- WHAT YOU NEED TO DO:
Print every line of the records below word for word, keeping them in the same order.

::: ENTRIES SHOWN

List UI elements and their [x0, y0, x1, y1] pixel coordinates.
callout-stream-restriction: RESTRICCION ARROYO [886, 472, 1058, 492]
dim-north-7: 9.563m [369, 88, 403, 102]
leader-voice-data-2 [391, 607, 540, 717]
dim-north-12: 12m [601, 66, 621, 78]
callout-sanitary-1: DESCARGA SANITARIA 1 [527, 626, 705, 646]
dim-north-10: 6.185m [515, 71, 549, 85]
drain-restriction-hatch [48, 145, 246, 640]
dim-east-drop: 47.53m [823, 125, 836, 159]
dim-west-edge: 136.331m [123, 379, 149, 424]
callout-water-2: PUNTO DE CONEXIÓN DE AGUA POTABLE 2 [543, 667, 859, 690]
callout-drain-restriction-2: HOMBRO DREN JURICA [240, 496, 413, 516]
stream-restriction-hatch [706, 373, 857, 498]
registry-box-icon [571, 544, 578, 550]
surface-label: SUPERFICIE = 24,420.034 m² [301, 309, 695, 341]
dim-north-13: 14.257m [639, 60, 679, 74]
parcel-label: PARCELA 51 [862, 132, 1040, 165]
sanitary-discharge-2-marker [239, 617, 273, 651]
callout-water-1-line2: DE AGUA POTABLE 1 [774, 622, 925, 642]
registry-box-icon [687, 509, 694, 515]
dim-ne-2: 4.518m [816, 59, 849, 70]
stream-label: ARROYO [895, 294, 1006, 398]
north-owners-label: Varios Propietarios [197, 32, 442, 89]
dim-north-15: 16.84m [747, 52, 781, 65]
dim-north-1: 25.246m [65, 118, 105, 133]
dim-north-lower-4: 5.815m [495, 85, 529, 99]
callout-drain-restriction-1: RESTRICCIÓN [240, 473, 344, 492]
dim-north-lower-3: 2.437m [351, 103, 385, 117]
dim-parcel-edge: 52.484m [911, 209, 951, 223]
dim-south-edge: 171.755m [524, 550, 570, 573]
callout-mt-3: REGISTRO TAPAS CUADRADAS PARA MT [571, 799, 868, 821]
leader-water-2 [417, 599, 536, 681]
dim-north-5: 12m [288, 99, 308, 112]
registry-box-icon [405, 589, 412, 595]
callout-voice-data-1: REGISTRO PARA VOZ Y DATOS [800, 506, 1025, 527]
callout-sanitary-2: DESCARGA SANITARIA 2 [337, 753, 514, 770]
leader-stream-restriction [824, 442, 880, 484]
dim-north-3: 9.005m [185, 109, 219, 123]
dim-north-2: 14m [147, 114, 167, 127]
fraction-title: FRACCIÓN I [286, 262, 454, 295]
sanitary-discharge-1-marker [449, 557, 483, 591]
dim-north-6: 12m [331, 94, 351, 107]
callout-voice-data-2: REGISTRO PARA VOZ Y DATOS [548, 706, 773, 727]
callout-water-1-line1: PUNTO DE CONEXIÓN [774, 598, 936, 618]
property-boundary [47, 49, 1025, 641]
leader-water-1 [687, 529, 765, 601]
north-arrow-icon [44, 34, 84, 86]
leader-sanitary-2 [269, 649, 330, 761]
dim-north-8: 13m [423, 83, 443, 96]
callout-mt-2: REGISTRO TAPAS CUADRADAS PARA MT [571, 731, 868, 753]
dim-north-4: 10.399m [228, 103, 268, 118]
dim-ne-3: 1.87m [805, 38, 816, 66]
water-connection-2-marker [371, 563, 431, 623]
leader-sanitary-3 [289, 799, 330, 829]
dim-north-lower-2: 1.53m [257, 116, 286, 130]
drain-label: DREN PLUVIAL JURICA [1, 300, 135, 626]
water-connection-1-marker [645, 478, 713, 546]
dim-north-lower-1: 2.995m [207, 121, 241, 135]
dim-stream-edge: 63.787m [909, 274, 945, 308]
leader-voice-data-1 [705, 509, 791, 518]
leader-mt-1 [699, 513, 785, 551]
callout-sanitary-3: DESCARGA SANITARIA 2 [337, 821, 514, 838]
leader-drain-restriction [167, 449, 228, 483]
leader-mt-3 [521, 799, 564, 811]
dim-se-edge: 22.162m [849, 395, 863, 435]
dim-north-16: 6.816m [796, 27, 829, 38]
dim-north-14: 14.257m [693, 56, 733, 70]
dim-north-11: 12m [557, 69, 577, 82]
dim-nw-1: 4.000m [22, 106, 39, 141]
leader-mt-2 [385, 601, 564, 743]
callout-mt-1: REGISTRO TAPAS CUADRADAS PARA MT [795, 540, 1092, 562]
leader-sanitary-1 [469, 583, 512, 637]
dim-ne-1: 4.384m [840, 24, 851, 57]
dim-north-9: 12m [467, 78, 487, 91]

::::::

- RESULT OF THIS TASK:
List UI elements and their [x0, y0, x1, y1] pixel coordinates.
callout-stream-restriction: RESTRICCION ARROYO [886, 472, 1058, 492]
dim-north-7: 9.563m [369, 88, 403, 102]
leader-voice-data-2 [391, 607, 540, 717]
dim-north-12: 12m [601, 66, 621, 78]
callout-sanitary-1: DESCARGA SANITARIA 1 [527, 626, 705, 646]
dim-north-10: 6.185m [515, 71, 549, 85]
drain-restriction-hatch [48, 145, 246, 640]
dim-east-drop: 47.53m [823, 125, 836, 159]
dim-west-edge: 136.331m [123, 379, 149, 424]
callout-water-2: PUNTO DE CONEXIÓN DE AGUA POTABLE 2 [543, 667, 859, 690]
callout-drain-restriction-2: HOMBRO DREN JURICA [240, 496, 413, 516]
stream-restriction-hatch [706, 373, 857, 498]
registry-box-icon [571, 544, 578, 550]
surface-label: SUPERFICIE = 24,420.034 m² [301, 309, 695, 341]
dim-north-13: 14.257m [639, 60, 679, 74]
parcel-label: PARCELA 51 [862, 132, 1040, 165]
sanitary-discharge-2-marker [239, 617, 273, 651]
callout-water-1-line2: DE AGUA POTABLE 1 [774, 622, 925, 642]
registry-box-icon [687, 509, 694, 515]
dim-ne-2: 4.518m [816, 59, 849, 70]
stream-label: ARROYO [895, 294, 1006, 398]
north-owners-label: Varios Propietarios [197, 32, 442, 89]
dim-north-15: 16.84m [747, 52, 781, 65]
dim-north-1: 25.246m [65, 118, 105, 133]
dim-north-lower-4: 5.815m [495, 85, 529, 99]
callout-drain-restriction-1: RESTRICCIÓN [240, 473, 344, 492]
dim-north-lower-3: 2.437m [351, 103, 385, 117]
dim-parcel-edge: 52.484m [911, 209, 951, 223]
dim-south-edge: 171.755m [524, 550, 570, 573]
callout-mt-3: REGISTRO TAPAS CUADRADAS PARA MT [571, 799, 868, 821]
leader-water-2 [417, 599, 536, 681]
dim-north-5: 12m [288, 99, 308, 112]
registry-box-icon [405, 589, 412, 595]
callout-voice-data-1: REGISTRO PARA VOZ Y DATOS [800, 506, 1025, 527]
callout-sanitary-2: DESCARGA SANITARIA 2 [337, 753, 514, 770]
leader-stream-restriction [824, 442, 880, 484]
dim-north-3: 9.005m [185, 109, 219, 123]
dim-north-2: 14m [147, 114, 167, 127]
fraction-title: FRACCIÓN I [286, 262, 454, 295]
sanitary-discharge-1-marker [449, 557, 483, 591]
dim-north-6: 12m [331, 94, 351, 107]
callout-voice-data-2: REGISTRO PARA VOZ Y DATOS [548, 706, 773, 727]
callout-water-1-line1: PUNTO DE CONEXIÓN [774, 598, 936, 618]
property-boundary [47, 49, 1025, 641]
leader-water-1 [687, 529, 765, 601]
north-arrow-icon [44, 34, 84, 86]
leader-sanitary-2 [269, 649, 330, 761]
dim-north-8: 13m [423, 83, 443, 96]
callout-mt-2: REGISTRO TAPAS CUADRADAS PARA MT [571, 731, 868, 753]
dim-north-4: 10.399m [228, 103, 268, 118]
dim-ne-3: 1.87m [805, 38, 816, 66]
water-connection-2-marker [371, 563, 431, 623]
leader-sanitary-3 [289, 799, 330, 829]
dim-north-lower-2: 1.53m [257, 116, 286, 130]
drain-label: DREN PLUVIAL JURICA [1, 300, 135, 626]
water-connection-1-marker [645, 478, 713, 546]
dim-north-lower-1: 2.995m [207, 121, 241, 135]
dim-stream-edge: 63.787m [909, 274, 945, 308]
leader-voice-data-1 [705, 509, 791, 518]
leader-mt-1 [699, 513, 785, 551]
callout-sanitary-3: DESCARGA SANITARIA 2 [337, 821, 514, 838]
leader-drain-restriction [167, 449, 228, 483]
leader-mt-3 [521, 799, 564, 811]
dim-se-edge: 22.162m [849, 395, 863, 435]
dim-north-16: 6.816m [796, 27, 829, 38]
dim-north-14: 14.257m [693, 56, 733, 70]
dim-north-11: 12m [557, 69, 577, 82]
dim-nw-1: 4.000m [22, 106, 39, 141]
leader-mt-2 [385, 601, 564, 743]
callout-mt-1: REGISTRO TAPAS CUADRADAS PARA MT [795, 540, 1092, 562]
leader-sanitary-1 [469, 583, 512, 637]
dim-ne-1: 4.384m [840, 24, 851, 57]
dim-north-9: 12m [467, 78, 487, 91]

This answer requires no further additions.